# What is needed
Select from the records below every line that has the word "East" in it.

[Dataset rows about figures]

## start

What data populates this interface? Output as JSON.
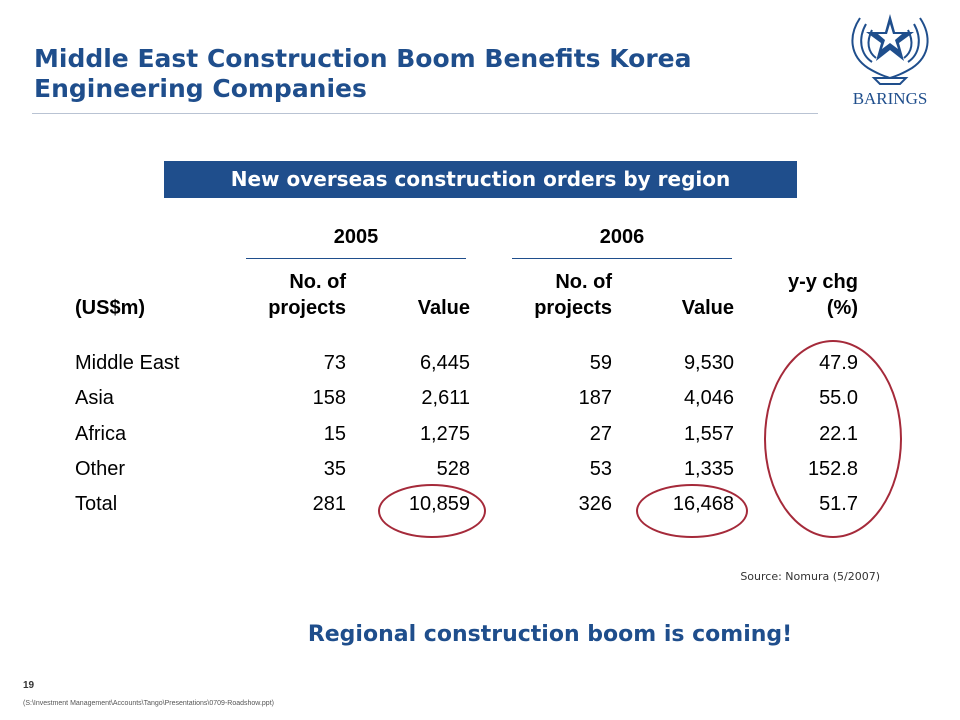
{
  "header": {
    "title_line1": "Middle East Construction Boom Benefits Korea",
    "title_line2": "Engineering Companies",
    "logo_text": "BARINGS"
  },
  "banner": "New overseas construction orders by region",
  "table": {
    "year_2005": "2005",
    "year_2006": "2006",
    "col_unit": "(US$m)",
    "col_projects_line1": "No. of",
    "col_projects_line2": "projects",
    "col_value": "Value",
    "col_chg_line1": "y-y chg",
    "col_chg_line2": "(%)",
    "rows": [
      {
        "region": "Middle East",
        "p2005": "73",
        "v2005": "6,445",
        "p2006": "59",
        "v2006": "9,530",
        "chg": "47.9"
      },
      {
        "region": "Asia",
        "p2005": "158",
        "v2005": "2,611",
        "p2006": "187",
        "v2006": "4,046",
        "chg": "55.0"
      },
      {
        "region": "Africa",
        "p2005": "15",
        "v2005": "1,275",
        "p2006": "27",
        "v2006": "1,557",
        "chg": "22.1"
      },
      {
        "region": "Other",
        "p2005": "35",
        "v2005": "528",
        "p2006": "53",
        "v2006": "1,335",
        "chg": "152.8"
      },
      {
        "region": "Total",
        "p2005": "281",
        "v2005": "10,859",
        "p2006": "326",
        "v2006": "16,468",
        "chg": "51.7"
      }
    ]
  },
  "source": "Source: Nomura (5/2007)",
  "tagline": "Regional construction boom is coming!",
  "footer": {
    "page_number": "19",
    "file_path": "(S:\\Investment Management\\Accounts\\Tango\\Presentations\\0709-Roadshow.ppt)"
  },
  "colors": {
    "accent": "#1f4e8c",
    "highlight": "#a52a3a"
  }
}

## end
## start

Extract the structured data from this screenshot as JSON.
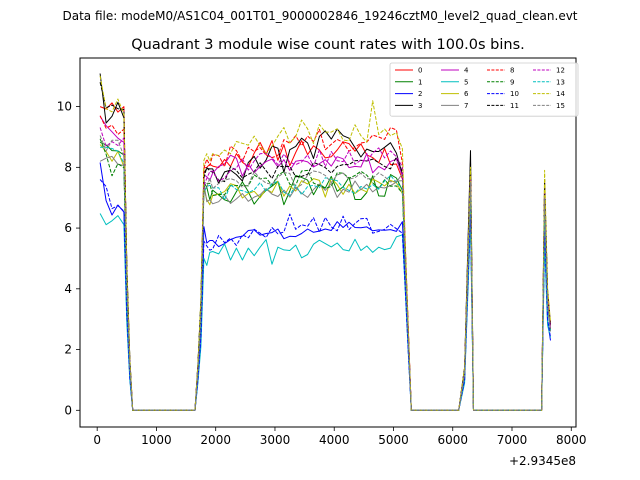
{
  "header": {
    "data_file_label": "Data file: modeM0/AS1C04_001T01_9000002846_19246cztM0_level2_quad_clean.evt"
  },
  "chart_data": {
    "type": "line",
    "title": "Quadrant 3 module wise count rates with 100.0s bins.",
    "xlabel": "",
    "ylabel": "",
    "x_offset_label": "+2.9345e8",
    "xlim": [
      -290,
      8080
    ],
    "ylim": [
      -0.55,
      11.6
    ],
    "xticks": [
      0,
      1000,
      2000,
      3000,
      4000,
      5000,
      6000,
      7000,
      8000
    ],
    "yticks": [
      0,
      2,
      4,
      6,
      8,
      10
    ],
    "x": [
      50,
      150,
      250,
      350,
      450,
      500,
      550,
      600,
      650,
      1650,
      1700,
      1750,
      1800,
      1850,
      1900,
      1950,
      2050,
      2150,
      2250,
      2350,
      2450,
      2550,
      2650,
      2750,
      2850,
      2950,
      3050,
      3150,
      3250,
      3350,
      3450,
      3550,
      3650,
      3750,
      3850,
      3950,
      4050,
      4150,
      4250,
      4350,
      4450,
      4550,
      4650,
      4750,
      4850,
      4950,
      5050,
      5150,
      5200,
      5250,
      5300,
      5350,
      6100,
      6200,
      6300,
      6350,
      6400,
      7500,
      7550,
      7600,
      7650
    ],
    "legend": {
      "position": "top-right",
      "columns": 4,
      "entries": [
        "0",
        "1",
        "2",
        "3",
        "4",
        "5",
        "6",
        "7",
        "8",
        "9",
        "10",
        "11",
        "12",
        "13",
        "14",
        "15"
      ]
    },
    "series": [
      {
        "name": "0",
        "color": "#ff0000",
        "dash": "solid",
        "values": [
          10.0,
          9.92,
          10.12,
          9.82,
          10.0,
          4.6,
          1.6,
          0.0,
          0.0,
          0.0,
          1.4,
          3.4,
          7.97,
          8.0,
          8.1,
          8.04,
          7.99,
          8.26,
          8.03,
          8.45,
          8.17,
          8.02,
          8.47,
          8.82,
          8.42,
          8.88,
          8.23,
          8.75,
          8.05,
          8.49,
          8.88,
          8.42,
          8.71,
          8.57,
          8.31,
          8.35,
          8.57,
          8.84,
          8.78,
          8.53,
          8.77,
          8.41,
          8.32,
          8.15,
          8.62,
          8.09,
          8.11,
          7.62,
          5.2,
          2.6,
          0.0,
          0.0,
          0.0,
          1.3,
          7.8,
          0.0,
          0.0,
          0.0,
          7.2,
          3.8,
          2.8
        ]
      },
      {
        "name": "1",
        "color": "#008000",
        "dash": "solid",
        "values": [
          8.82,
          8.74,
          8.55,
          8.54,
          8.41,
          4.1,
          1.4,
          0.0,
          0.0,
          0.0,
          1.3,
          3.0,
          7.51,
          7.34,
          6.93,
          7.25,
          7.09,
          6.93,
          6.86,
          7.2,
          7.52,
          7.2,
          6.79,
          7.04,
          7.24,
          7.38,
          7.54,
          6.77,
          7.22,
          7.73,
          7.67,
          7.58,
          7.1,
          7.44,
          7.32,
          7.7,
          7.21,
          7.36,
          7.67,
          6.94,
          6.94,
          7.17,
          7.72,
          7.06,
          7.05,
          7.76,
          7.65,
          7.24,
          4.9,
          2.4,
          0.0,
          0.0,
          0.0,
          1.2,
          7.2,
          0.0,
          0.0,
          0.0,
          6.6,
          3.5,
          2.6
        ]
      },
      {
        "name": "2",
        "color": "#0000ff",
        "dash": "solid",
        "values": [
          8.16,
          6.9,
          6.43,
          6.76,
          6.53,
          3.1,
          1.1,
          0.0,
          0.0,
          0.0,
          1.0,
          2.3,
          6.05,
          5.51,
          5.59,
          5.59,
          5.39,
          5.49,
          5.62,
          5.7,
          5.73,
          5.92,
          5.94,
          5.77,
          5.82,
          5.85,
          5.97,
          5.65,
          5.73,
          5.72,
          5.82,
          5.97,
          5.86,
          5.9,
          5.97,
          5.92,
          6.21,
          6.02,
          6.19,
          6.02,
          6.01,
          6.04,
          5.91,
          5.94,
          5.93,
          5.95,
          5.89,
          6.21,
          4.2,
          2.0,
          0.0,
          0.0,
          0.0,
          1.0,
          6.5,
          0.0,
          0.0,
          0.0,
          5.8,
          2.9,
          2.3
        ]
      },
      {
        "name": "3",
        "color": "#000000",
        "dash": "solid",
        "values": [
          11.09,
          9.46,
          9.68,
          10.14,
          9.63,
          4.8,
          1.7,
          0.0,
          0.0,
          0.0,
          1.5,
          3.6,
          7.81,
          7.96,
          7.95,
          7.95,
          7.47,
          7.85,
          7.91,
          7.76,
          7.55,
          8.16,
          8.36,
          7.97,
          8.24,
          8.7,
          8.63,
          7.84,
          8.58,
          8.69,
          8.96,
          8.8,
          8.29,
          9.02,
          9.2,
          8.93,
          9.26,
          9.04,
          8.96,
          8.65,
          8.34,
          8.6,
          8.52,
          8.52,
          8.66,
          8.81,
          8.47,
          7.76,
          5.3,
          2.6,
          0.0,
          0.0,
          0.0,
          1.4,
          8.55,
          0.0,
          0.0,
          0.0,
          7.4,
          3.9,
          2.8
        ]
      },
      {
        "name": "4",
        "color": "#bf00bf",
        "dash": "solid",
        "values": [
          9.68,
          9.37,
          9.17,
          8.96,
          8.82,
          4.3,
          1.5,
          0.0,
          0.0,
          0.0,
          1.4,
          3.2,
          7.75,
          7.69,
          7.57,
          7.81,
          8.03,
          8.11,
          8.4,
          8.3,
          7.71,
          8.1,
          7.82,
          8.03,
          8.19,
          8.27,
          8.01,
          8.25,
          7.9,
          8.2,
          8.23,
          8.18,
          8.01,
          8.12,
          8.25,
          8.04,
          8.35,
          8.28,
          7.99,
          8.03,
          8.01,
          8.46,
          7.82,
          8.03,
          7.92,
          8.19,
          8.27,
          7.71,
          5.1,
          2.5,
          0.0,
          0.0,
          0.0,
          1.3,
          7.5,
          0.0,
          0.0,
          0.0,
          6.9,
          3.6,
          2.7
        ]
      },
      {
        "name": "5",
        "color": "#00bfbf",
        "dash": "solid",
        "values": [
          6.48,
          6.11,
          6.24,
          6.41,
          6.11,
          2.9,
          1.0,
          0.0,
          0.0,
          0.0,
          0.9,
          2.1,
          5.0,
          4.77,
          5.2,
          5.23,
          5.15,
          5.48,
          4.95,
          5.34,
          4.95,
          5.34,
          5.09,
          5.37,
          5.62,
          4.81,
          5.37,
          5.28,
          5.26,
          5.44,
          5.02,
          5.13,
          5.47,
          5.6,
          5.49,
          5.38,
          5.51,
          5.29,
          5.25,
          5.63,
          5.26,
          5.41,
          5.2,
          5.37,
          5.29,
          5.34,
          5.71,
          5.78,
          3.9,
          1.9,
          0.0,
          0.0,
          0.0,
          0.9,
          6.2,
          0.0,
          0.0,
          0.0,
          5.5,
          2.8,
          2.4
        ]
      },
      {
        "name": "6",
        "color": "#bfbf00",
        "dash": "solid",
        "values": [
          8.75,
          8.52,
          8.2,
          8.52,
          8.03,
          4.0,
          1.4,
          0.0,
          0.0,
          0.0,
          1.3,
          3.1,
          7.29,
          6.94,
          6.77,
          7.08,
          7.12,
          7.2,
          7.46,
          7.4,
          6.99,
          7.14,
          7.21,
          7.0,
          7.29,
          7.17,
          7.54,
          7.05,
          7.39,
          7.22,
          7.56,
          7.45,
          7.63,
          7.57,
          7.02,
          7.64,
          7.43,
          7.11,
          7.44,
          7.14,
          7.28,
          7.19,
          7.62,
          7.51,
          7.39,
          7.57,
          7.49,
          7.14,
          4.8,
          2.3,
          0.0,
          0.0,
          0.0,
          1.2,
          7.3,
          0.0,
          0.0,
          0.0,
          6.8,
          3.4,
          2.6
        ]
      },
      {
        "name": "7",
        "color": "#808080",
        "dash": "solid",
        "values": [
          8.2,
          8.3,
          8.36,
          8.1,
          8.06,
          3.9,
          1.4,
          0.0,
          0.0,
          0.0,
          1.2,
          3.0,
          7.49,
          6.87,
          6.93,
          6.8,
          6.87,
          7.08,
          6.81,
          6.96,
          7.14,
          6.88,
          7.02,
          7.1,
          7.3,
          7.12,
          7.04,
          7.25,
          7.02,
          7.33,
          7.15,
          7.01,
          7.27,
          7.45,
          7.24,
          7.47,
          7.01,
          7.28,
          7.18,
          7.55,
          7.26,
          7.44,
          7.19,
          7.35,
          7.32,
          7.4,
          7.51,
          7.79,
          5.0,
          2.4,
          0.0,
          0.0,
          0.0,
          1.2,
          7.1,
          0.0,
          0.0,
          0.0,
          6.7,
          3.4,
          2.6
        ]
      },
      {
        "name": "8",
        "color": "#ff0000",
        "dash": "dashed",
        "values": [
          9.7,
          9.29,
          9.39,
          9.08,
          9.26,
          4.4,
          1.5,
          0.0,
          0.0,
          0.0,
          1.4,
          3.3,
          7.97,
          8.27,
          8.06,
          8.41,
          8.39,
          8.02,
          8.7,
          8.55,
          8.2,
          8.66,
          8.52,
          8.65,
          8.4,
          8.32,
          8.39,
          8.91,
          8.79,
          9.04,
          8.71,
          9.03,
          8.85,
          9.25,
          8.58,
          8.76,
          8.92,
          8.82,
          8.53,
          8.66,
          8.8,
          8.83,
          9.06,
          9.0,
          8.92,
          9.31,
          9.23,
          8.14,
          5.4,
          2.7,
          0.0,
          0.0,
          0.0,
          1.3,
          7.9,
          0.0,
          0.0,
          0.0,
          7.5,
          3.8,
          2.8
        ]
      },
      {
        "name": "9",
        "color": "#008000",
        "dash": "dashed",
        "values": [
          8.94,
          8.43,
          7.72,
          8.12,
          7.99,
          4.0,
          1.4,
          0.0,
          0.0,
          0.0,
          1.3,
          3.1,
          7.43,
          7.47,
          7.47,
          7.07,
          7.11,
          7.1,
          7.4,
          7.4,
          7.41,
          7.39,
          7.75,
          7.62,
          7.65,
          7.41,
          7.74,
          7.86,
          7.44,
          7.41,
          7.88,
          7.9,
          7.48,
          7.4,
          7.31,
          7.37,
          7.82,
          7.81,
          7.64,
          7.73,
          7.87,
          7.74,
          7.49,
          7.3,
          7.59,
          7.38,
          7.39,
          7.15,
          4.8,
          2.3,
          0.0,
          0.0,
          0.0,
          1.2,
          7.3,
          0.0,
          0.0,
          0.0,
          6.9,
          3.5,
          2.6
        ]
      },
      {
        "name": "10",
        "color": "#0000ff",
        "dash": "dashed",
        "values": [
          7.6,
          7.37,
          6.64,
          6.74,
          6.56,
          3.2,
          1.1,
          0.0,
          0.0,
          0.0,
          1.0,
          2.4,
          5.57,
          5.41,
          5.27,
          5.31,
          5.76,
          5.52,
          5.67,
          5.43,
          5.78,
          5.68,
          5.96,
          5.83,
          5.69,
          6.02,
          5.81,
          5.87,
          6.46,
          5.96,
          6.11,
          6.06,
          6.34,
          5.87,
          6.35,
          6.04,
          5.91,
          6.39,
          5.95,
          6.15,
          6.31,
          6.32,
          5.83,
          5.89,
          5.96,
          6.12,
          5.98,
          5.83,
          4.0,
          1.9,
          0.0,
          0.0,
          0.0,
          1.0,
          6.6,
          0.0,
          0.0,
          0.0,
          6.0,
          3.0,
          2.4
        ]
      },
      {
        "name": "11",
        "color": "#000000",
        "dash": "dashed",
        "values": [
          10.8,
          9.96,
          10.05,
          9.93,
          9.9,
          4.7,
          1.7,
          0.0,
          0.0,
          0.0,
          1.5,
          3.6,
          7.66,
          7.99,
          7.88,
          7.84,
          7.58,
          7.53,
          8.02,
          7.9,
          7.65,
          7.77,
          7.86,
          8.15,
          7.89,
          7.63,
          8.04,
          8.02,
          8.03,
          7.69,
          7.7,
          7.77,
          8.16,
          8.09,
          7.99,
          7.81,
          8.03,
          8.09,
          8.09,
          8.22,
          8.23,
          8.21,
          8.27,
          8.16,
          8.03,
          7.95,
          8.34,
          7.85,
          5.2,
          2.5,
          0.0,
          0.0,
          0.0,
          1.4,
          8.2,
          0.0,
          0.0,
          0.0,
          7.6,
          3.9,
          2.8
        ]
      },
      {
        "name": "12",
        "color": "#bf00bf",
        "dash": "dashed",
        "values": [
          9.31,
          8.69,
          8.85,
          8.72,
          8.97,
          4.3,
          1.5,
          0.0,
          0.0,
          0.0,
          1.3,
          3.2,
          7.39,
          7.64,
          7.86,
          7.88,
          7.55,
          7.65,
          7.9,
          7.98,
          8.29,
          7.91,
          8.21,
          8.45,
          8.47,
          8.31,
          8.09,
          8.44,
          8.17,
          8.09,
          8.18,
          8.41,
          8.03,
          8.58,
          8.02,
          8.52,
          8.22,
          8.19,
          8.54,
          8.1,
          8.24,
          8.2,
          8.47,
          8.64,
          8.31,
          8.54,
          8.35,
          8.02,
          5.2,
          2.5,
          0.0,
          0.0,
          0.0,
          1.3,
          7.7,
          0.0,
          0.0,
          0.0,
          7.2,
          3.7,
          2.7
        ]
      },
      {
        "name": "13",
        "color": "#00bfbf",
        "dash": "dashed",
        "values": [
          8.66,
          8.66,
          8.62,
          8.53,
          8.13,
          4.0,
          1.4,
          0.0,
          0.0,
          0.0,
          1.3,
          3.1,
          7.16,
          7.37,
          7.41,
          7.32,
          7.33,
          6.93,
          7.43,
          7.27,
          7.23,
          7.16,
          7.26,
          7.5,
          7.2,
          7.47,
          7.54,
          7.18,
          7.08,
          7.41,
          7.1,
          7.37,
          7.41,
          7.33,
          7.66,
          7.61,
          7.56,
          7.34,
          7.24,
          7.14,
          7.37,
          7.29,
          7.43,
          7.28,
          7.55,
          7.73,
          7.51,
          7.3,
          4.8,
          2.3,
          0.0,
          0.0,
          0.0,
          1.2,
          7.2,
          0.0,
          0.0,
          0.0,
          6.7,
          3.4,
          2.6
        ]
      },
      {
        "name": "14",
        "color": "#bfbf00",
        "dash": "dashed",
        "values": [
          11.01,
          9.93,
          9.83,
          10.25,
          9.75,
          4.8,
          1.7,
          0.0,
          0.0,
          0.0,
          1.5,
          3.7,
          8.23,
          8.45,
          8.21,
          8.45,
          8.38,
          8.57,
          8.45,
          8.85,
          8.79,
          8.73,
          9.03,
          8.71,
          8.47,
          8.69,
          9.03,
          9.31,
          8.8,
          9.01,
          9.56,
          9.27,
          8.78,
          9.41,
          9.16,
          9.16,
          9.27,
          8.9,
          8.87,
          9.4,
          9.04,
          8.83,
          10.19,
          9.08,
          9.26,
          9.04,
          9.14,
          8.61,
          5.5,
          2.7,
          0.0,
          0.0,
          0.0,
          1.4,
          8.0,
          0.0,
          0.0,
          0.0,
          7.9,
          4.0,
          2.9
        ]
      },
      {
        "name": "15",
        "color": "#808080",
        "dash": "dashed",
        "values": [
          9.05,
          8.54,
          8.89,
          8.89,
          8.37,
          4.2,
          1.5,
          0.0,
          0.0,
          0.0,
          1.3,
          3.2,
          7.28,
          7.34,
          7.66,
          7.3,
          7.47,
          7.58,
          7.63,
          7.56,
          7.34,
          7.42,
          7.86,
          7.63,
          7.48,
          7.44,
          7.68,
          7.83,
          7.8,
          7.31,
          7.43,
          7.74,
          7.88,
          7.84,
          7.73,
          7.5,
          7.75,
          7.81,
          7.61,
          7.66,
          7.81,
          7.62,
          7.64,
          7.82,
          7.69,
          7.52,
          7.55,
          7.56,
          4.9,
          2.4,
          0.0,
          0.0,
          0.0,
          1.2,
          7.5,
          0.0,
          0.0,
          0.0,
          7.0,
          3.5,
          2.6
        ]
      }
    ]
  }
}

## end

# Task answer
    "title_line1": "Middle East Construction Boom Benefits Korea",
        "region": "Middle East",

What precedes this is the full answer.